> Record list

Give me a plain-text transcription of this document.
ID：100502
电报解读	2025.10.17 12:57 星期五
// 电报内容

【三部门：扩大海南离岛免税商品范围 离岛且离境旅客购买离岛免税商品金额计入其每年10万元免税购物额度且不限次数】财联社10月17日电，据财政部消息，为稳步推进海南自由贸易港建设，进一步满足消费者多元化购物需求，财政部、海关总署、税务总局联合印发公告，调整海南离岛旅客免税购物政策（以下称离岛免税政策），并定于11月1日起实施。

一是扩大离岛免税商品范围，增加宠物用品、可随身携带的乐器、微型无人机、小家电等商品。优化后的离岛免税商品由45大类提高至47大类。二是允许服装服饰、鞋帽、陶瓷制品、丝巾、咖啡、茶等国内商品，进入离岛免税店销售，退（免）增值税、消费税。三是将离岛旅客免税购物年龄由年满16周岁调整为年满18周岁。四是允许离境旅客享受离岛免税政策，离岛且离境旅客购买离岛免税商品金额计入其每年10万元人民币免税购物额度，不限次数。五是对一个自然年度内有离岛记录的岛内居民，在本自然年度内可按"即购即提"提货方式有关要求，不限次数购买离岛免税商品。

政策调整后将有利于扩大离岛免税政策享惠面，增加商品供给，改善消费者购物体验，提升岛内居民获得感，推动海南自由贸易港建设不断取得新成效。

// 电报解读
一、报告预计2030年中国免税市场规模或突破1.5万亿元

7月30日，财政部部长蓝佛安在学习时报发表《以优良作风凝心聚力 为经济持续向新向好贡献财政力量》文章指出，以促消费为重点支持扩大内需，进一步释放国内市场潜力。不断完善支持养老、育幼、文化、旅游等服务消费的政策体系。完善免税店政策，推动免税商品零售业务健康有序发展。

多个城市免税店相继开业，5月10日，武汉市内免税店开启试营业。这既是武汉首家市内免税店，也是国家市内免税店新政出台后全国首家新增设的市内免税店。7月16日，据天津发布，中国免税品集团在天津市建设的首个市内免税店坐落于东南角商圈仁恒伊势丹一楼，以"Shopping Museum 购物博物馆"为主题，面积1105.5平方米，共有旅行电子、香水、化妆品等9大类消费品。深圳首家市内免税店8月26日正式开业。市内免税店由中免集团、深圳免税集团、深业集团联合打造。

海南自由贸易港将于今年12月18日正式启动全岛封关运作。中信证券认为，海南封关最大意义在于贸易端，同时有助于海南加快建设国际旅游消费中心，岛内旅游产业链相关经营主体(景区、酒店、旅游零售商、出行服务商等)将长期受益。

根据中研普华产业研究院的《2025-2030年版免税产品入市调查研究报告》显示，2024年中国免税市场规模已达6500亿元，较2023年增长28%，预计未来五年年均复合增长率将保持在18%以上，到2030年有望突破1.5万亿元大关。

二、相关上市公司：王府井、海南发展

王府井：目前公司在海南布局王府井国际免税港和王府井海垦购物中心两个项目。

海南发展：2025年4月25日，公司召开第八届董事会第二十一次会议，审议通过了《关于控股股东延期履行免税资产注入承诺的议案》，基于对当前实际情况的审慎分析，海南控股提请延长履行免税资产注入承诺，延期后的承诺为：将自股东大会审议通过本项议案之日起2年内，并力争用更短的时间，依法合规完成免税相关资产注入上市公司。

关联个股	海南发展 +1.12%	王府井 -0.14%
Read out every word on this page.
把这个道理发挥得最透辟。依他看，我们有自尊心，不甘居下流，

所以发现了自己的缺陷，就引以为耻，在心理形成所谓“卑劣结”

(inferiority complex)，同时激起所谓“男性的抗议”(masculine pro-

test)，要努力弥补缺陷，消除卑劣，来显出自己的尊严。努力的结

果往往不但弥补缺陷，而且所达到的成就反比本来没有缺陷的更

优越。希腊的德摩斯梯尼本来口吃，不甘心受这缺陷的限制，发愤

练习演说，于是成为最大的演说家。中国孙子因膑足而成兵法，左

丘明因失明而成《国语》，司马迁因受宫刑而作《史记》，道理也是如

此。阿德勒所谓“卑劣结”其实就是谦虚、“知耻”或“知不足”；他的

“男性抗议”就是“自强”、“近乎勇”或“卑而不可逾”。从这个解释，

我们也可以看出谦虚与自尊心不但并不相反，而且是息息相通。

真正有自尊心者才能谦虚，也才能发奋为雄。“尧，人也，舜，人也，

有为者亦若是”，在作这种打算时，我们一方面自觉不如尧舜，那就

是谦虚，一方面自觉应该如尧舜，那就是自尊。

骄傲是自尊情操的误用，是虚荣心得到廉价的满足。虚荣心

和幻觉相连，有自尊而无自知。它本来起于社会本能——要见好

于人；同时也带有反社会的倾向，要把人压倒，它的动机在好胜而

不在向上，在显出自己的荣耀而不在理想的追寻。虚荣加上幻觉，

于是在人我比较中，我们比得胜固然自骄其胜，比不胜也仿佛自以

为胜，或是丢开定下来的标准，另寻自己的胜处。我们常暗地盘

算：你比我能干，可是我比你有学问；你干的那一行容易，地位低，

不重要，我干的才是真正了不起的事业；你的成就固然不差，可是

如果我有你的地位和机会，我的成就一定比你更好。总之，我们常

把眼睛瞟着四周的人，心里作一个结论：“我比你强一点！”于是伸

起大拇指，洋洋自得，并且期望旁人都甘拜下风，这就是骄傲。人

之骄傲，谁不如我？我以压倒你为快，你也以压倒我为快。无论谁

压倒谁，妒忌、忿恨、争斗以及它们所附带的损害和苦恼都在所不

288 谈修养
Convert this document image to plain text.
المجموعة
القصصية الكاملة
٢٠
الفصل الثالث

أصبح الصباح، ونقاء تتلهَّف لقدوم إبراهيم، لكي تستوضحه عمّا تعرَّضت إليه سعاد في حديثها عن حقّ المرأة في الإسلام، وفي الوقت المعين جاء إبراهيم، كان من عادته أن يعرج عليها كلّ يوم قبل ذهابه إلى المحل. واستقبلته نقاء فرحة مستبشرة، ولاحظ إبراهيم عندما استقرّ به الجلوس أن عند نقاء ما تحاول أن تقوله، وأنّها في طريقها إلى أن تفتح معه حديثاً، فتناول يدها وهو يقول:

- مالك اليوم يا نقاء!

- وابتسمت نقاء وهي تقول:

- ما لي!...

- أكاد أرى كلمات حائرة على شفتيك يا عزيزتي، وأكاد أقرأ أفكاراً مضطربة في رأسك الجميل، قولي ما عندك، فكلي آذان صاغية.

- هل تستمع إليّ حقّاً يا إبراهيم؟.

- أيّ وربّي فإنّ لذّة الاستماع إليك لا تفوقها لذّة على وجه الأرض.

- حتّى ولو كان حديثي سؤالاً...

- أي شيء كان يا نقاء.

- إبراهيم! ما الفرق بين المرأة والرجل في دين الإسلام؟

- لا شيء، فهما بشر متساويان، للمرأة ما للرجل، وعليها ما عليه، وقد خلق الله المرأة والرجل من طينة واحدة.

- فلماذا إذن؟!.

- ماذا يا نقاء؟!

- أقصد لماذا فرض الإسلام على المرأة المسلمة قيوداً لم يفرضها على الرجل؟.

> Directions
Each record must be repeated exactly as it is.

> Response to this task
Give me a plain-text transcription of this document.
ID：100502
电报解读	2025.10.17 12:57 星期五
// 电报内容

【三部门：扩大海南离岛免税商品范围 离岛且离境旅客购买离岛免税商品金额计入其每年10万元免税购物额度且不限次数】财联社10月17日电，据财政部消息，为稳步推进海南自由贸易港建设，进一步满足消费者多元化购物需求，财政部、海关总署、税务总局联合印发公告，调整海南离岛旅客免税购物政策（以下称离岛免税政策），并定于11月1日起实施。

一是扩大离岛免税商品范围，增加宠物用品、可随身携带的乐器、微型无人机、小家电等商品。优化后的离岛免税商品由45大类提高至47大类。二是允许服装服饰、鞋帽、陶瓷制品、丝巾、咖啡、茶等国内商品，进入离岛免税店销售，退（免）增值税、消费税。三是将离岛旅客免税购物年龄由年满16周岁调整为年满18周岁。四是允许离境旅客享受离岛免税政策，离岛且离境旅客购买离岛免税商品金额计入其每年10万元人民币免税购物额度，不限次数。五是对一个自然年度内有离岛记录的岛内居民，在本自然年度内可按"即购即提"提货方式有关要求，不限次数购买离岛免税商品。

政策调整后将有利于扩大离岛免税政策享惠面，增加商品供给，改善消费者购物体验，提升岛内居民获得感，推动海南自由贸易港建设不断取得新成效。

// 电报解读
一、报告预计2030年中国免税市场规模或突破1.5万亿元

7月30日，财政部部长蓝佛安在学习时报发表《以优良作风凝心聚力 为经济持续向新向好贡献财政力量》文章指出，以促消费为重点支持扩大内需，进一步释放国内市场潜力。不断完善支持养老、育幼、文化、旅游等服务消费的政策体系。完善免税店政策，推动免税商品零售业务健康有序发展。

多个城市免税店相继开业，5月10日，武汉市内免税店开启试营业。这既是武汉首家市内免税店，也是国家市内免税店新政出台后全国首家新增设的市内免税店。7月16日，据天津发布，中国免税品集团在天津市建设的首个市内免税店坐落于东南角商圈仁恒伊势丹一楼，以"Shopping Museum 购物博物馆"为主题，面积1105.5平方米，共有旅行电子、香水、化妆品等9大类消费品。深圳首家市内免税店8月26日正式开业。市内免税店由中免集团、深圳免税集团、深业集团联合打造。

海南自由贸易港将于今年12月18日正式启动全岛封关运作。中信证券认为，海南封关最大意义在于贸易端，同时有助于海南加快建设国际旅游消费中心，岛内旅游产业链相关经营主体(景区、酒店、旅游零售商、出行服务商等)将长期受益。

根据中研普华产业研究院的《2025-2030年版免税产品入市调查研究报告》显示，2024年中国免税市场规模已达6500亿元，较2023年增长28%，预计未来五年年均复合增长率将保持在18%以上，到2030年有望突破1.5万亿元大关。

二、相关上市公司：王府井、海南发展

王府井：目前公司在海南布局王府井国际免税港和王府井海垦购物中心两个项目。

海南发展：2025年4月25日，公司召开第八届董事会第二十一次会议，审议通过了《关于控股股东延期履行免税资产注入承诺的议案》，基于对当前实际情况的审慎分析，海南控股提请延长履行免税资产注入承诺，延期后的承诺为：将自股东大会审议通过本项议案之日起2年内，并力争用更短的时间，依法合规完成免税相关资产注入上市公司。

关联个股	海南发展 +1.12%	王府井 -0.14%
Read out every word on this page.
把这个道理发挥得最透辟。依他看，我们有自尊心，不甘居下流，

所以发现了自己的缺陷，就引以为耻，在心理形成所谓“卑劣结”

(inferiority complex)，同时激起所谓“男性的抗议”(masculine pro-

test)，要努力弥补缺陷，消除卑劣，来显出自己的尊严。努力的结

果往往不但弥补缺陷，而且所达到的成就反比本来没有缺陷的更

优越。希腊的德摩斯梯尼本来口吃，不甘心受这缺陷的限制，发愤

练习演说，于是成为最大的演说家。中国孙子因膑足而成兵法，左

丘明因失明而成《国语》，司马迁因受宫刑而作《史记》，道理也是如

此。阿德勒所谓“卑劣结”其实就是谦虚、“知耻”或“知不足”；他的

“男性抗议”就是“自强”、“近乎勇”或“卑而不可逾”。从这个解释，

我们也可以看出谦虚与自尊心不但并不相反，而且是息息相通。

真正有自尊心者才能谦虚，也才能发奋为雄。“尧，人也，舜，人也，

有为者亦若是”，在作这种打算时，我们一方面自觉不如尧舜，那就

是谦虚，一方面自觉应该如尧舜，那就是自尊。

骄傲是自尊情操的误用，是虚荣心得到廉价的满足。虚荣心

和幻觉相连，有自尊而无自知。它本来起于社会本能——要见好

于人；同时也带有反社会的倾向，要把人压倒，它的动机在好胜而

不在向上，在显出自己的荣耀而不在理想的追寻。虚荣加上幻觉，

于是在人我比较中，我们比得胜固然自骄其胜，比不胜也仿佛自以

为胜，或是丢开定下来的标准，另寻自己的胜处。我们常暗地盘

算：你比我能干，可是我比你有学问；你干的那一行容易，地位低，

不重要，我干的才是真正了不起的事业；你的成就固然不差，可是

如果我有你的地位和机会，我的成就一定比你更好。总之，我们常

把眼睛瞟着四周的人，心里作一个结论：“我比你强一点！”于是伸

起大拇指，洋洋自得，并且期望旁人都甘拜下风，这就是骄傲。人

之骄傲，谁不如我？我以压倒你为快，你也以压倒我为快。无论谁

压倒谁，妒忌、忿恨、争斗以及它们所附带的损害和苦恼都在所不

288 谈修养
Convert this document image to plain text.
المجموعة
القصصية الكاملة
٢٠
الفصل الثالث

أصبح الصباح، ونقاء تتلهَّف لقدوم إبراهيم، لكي تستوضحه عمّا تعرَّضت إليه سعاد في حديثها عن حقّ المرأة في الإسلام، وفي الوقت المعين جاء إبراهيم، كان من عادته أن يعرج عليها كلّ يوم قبل ذهابه إلى المحل. واستقبلته نقاء فرحة مستبشرة، ولاحظ إبراهيم عندما استقرّ به الجلوس أن عند نقاء ما تحاول أن تقوله، وأنّها في طريقها إلى أن تفتح معه حديثاً، فتناول يدها وهو يقول:

- مالك اليوم يا نقاء!

- وابتسمت نقاء وهي تقول:

- ما لي!...

- أكاد أرى كلمات حائرة على شفتيك يا عزيزتي، وأكاد أقرأ أفكاراً مضطربة في رأسك الجميل، قولي ما عندك، فكلي آذان صاغية.

- هل تستمع إليّ حقّاً يا إبراهيم؟.

- أيّ وربّي فإنّ لذّة الاستماع إليك لا تفوقها لذّة على وجه الأرض.

- حتّى ولو كان حديثي سؤالاً...

- أي شيء كان يا نقاء.

- إبراهيم! ما الفرق بين المرأة والرجل في دين الإسلام؟

- لا شيء، فهما بشر متساويان، للمرأة ما للرجل، وعليها ما عليه، وقد خلق الله المرأة والرجل من طينة واحدة.

- فلماذا إذن؟!.

- ماذا يا نقاء؟!

- أقصد لماذا فرض الإسلام على المرأة المسلمة قيوداً لم يفرضها على الرجل؟.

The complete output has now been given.